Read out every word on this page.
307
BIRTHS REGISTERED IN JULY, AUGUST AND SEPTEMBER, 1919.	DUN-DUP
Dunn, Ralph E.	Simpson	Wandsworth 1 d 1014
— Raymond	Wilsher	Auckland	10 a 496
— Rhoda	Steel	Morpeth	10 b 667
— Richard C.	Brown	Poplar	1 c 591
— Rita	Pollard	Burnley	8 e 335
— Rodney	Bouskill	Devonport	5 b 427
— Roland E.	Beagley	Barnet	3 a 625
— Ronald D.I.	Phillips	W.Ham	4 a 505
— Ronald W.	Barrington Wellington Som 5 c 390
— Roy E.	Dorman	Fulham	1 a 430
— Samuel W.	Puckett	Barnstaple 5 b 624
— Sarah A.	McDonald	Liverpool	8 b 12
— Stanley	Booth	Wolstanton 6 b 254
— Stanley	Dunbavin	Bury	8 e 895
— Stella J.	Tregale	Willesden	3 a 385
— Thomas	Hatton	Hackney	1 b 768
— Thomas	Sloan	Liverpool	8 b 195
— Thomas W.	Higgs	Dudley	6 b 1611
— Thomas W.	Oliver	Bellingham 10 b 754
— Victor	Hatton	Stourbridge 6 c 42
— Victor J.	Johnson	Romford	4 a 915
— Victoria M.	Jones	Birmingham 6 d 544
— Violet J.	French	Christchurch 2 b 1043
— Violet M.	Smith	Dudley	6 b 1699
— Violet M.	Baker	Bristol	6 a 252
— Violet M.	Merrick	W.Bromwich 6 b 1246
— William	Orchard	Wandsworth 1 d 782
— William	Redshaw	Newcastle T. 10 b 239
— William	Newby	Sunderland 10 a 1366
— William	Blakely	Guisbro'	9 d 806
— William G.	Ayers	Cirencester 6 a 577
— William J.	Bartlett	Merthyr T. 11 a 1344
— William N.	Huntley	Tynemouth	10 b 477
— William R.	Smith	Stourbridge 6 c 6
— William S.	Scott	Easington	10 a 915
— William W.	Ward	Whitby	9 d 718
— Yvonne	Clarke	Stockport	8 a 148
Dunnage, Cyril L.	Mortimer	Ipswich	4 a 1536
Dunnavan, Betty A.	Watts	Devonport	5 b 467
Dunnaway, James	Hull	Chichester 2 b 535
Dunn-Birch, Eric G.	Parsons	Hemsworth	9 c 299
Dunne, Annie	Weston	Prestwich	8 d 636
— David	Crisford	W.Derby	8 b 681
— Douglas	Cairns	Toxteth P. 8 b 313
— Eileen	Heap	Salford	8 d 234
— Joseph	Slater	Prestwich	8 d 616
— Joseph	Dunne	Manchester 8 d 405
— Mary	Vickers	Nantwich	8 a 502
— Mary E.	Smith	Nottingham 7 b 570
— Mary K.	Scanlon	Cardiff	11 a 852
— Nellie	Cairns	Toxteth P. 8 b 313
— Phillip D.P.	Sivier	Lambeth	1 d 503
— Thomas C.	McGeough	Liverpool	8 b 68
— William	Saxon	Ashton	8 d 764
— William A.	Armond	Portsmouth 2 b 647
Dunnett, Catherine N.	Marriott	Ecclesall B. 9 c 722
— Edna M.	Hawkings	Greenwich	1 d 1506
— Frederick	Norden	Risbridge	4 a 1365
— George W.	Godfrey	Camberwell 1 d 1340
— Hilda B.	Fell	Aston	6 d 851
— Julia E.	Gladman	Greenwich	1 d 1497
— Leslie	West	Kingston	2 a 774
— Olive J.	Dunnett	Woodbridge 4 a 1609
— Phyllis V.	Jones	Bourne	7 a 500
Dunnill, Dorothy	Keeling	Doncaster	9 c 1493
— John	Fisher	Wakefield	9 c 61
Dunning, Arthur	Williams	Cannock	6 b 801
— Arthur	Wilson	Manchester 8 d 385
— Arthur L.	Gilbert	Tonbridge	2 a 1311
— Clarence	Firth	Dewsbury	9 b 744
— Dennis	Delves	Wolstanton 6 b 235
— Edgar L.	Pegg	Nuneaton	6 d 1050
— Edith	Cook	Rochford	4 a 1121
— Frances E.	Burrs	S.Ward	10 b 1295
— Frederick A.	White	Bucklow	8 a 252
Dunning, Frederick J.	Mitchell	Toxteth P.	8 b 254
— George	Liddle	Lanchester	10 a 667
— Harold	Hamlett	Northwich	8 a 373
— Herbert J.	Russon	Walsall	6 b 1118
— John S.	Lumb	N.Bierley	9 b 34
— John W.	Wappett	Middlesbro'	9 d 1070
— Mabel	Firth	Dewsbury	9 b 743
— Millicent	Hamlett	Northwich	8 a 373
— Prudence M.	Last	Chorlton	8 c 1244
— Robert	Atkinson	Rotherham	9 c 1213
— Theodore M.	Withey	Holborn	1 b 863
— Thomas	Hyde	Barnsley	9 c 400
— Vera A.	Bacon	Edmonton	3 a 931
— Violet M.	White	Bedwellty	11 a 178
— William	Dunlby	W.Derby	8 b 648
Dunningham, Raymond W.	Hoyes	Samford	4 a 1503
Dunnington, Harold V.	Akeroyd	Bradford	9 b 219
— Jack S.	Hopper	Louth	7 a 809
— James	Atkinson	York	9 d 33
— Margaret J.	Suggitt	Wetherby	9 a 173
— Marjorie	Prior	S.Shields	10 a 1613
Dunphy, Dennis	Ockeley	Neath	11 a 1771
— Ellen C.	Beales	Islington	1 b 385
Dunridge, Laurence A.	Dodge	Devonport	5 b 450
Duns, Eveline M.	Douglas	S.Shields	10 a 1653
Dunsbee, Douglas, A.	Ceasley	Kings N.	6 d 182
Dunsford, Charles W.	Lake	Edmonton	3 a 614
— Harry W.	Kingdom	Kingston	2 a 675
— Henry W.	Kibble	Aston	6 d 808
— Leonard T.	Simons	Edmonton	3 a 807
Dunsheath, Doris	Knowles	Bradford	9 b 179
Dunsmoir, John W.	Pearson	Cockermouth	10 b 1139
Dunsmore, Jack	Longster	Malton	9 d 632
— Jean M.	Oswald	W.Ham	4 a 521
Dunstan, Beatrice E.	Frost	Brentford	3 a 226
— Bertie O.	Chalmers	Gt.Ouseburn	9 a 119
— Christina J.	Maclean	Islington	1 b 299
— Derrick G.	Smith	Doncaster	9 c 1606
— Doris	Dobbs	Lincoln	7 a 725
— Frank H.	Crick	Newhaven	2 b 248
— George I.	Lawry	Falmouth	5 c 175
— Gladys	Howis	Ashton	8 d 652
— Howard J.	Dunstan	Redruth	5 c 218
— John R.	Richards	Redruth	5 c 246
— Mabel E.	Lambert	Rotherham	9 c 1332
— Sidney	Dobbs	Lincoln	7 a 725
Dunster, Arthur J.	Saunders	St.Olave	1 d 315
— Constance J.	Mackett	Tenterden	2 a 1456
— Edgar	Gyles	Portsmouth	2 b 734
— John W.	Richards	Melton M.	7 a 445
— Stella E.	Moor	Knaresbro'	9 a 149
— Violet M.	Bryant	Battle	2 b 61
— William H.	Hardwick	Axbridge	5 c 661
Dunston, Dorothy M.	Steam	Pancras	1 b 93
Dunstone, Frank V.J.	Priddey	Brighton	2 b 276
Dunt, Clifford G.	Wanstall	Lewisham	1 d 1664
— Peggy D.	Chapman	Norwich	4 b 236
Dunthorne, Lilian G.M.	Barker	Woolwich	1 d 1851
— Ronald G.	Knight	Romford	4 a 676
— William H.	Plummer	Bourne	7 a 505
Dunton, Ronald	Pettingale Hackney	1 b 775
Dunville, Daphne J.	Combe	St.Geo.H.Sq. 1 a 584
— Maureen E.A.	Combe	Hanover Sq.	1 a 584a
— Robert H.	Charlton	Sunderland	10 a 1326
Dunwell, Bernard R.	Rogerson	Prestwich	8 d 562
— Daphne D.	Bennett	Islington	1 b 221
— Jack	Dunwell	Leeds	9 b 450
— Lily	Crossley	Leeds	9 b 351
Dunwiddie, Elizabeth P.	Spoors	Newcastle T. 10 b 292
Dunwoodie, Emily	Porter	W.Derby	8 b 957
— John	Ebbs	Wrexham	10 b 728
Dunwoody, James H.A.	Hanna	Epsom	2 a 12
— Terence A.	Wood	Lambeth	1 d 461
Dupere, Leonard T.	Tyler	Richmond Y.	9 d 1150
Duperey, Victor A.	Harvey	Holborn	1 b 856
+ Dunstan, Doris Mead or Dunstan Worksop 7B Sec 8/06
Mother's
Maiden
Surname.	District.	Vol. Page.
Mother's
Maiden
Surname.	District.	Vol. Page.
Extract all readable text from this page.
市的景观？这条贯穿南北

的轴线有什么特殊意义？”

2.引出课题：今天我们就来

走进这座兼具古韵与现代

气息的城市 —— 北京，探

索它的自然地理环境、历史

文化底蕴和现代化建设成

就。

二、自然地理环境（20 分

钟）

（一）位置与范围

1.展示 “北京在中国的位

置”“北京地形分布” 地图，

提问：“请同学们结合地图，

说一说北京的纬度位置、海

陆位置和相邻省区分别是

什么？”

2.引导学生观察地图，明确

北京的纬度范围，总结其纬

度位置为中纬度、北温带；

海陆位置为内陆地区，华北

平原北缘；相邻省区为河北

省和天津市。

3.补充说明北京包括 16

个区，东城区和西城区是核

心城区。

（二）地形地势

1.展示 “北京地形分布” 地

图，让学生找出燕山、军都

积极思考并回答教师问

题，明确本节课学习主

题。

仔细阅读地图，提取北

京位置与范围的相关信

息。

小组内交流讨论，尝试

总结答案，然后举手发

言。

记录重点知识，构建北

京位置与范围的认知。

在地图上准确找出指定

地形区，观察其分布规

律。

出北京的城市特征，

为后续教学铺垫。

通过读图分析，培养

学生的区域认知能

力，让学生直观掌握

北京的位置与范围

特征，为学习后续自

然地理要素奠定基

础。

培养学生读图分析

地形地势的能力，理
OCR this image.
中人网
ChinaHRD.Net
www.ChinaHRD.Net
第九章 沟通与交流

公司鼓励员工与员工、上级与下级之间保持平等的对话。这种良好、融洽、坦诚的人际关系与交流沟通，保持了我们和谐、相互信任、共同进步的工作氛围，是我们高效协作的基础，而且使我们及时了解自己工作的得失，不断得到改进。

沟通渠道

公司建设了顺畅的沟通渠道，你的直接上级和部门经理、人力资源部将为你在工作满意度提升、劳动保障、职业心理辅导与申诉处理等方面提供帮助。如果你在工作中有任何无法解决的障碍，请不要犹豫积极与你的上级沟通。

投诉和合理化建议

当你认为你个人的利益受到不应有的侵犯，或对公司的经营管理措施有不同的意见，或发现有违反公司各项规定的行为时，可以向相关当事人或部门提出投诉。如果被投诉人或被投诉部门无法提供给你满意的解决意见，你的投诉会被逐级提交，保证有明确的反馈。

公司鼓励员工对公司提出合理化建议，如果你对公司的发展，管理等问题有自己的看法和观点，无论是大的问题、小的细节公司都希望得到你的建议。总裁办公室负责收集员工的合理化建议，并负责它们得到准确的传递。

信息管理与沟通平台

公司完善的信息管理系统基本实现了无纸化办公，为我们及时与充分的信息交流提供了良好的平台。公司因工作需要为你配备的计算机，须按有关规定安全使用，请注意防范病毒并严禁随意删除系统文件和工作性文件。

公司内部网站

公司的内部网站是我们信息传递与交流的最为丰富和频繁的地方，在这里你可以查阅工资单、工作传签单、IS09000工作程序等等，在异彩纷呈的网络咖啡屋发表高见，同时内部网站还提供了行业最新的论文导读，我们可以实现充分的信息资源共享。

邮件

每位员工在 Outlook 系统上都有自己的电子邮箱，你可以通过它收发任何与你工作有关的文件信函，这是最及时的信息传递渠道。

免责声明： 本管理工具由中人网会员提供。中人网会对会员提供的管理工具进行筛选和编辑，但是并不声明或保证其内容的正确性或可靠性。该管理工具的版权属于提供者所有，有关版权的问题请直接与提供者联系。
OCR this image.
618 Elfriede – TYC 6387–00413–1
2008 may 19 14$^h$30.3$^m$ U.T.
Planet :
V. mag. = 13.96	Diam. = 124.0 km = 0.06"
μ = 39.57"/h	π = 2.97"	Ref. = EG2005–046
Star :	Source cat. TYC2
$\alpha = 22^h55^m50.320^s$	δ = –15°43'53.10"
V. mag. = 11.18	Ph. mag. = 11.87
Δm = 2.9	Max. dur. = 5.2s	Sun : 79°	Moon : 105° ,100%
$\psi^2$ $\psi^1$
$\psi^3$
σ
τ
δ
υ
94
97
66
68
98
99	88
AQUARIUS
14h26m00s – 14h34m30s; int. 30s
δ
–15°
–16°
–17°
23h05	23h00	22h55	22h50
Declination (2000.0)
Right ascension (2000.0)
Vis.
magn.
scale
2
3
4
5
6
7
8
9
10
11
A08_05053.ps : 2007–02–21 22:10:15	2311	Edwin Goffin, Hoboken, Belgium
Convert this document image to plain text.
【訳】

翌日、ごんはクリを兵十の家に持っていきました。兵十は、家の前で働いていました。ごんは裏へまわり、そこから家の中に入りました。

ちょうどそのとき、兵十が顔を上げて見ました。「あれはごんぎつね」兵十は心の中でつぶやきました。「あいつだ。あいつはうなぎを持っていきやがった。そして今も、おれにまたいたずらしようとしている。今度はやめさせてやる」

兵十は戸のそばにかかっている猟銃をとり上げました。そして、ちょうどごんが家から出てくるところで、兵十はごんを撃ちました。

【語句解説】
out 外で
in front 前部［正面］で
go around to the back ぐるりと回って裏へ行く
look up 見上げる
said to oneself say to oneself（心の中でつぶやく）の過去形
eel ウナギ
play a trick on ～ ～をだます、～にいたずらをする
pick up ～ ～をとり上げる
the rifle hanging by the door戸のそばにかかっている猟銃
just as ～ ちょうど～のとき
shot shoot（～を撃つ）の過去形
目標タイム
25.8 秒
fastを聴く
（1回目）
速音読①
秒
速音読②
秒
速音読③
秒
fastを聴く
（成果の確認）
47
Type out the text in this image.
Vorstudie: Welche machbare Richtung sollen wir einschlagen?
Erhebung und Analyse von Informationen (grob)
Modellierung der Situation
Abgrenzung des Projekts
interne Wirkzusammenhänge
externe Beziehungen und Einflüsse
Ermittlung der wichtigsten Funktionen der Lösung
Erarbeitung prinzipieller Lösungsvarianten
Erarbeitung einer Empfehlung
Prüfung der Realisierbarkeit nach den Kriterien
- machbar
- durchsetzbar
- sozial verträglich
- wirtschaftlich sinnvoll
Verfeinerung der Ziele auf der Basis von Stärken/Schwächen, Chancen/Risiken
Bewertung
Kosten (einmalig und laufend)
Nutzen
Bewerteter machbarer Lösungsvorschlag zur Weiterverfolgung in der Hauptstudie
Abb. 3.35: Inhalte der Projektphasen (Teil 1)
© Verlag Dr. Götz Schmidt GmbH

┄┄┄┄┄┄┄┄┄┄

-- What needs to be done --
Your task is to list each line of the records with the word "Doncaster".

-- Correct answer --
Dunnill, Dorothy	Keeling	Doncaster	9 c 1493
— Derrick G.	Smith	Doncaster	9 c 1606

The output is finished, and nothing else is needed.